WHAT TO WORK ON = Using the data below, gather each line that includes the word "IEEE".

Rows from a dataset =
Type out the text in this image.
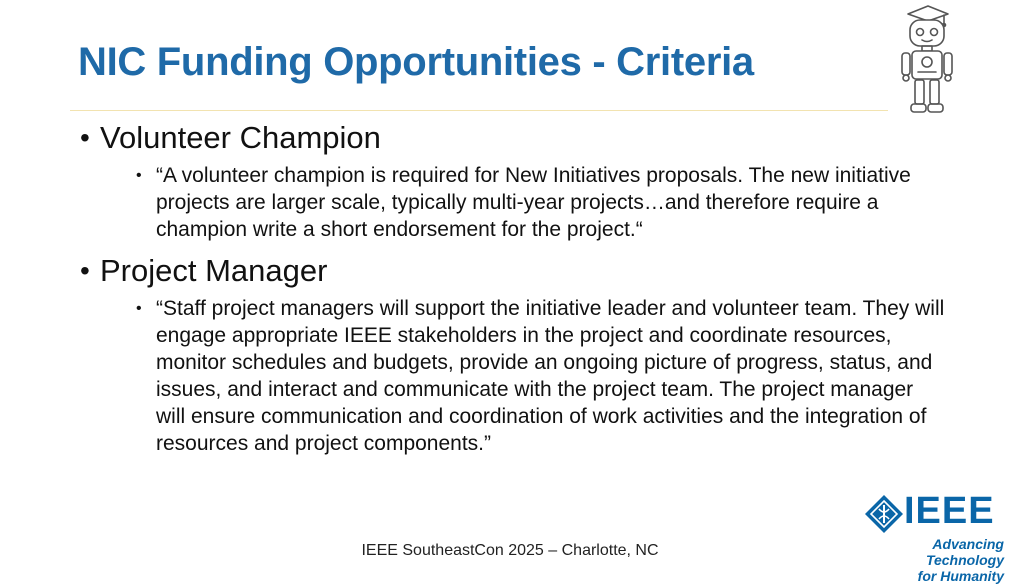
NIC Funding Opportunities - Criteria
• Volunteer Champion
• “A volunteer champion is required for New Initiatives proposals. The new initiative projects are larger scale, typically multi-year projects…and therefore require a champion write a short endorsement for the project.“
• Project Manager
• “Staff project managers will support the initiative leader and volunteer team. They will engage appropriate IEEE stakeholders in the project and coordinate resources, monitor schedules and budgets, provide an ongoing picture of progress, status, and issues, and interact and communicate with the project team. The project manager will ensure communication and coordination of work activities and the integration of resources and project components.”
IEEE SoutheastCon 2025 – Charlotte, NC
IEEE
Advancing Technology
for Humanity
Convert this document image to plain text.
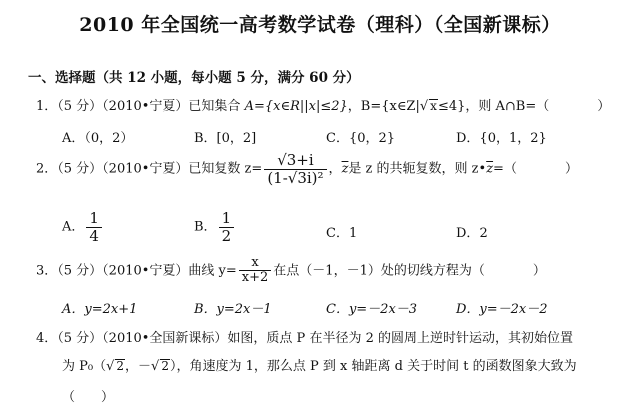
2010 年全国统一高考数学试卷（理科）（全国新课标）
一、选择题（共 12 小题，每小题 5 分，满分 60 分）
1．（5 分）（2010•宁夏）已知集合 A={x∈R||x|≤2}，B={x∈Z|√ x≤4}，则 A∩B=（	）
A．（0，2）	B．[0，2]	C．{0，2}	D．{0，1，2}
2．（5 分）（2010•宁夏）已知复数 $z= \frac{√3+i}{\text{(1-√3i)²}}$ ，$\overline{z}$是 z 的共轭复数，则 $z•\overline{z}=$（	）
A． $\frac{1}{4}$	B． $\frac{1}{2}$	C．1	D．2
3．（5 分）（2010•宁夏）曲线 $y= \frac{x}{x+2}$ 在点（－1，－1）处的切线方程为（	）
A．y=2x+1	B．y=2x－1	C．y=－2x－3	D．y=－2x－2
4．（5 分）（2010•全国新课标）如图，质点 P 在半径为 2 的圆周上逆时针运动，其初始位置
为 P₀（√ 2，－√ 2），角速度为 1，那么点 P 到 x 轴距离 d 关于时间 t 的函数图象大致为
（　　）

COMPLETED EXERCISE =
• “Staff project managers will support the initiative leader and volunteer team. They will engage appropriate IEEE stakeholders in the project and coordinate resources, monitor schedules and budgets, provide an ongoing picture of progress, status, and issues, and interact and communicate with the project team. The project manager will ensure communication and coordination of work activities and the integration of resources and project components.”
IEEE SoutheastCon 2025 – Charlotte, NC
IEEE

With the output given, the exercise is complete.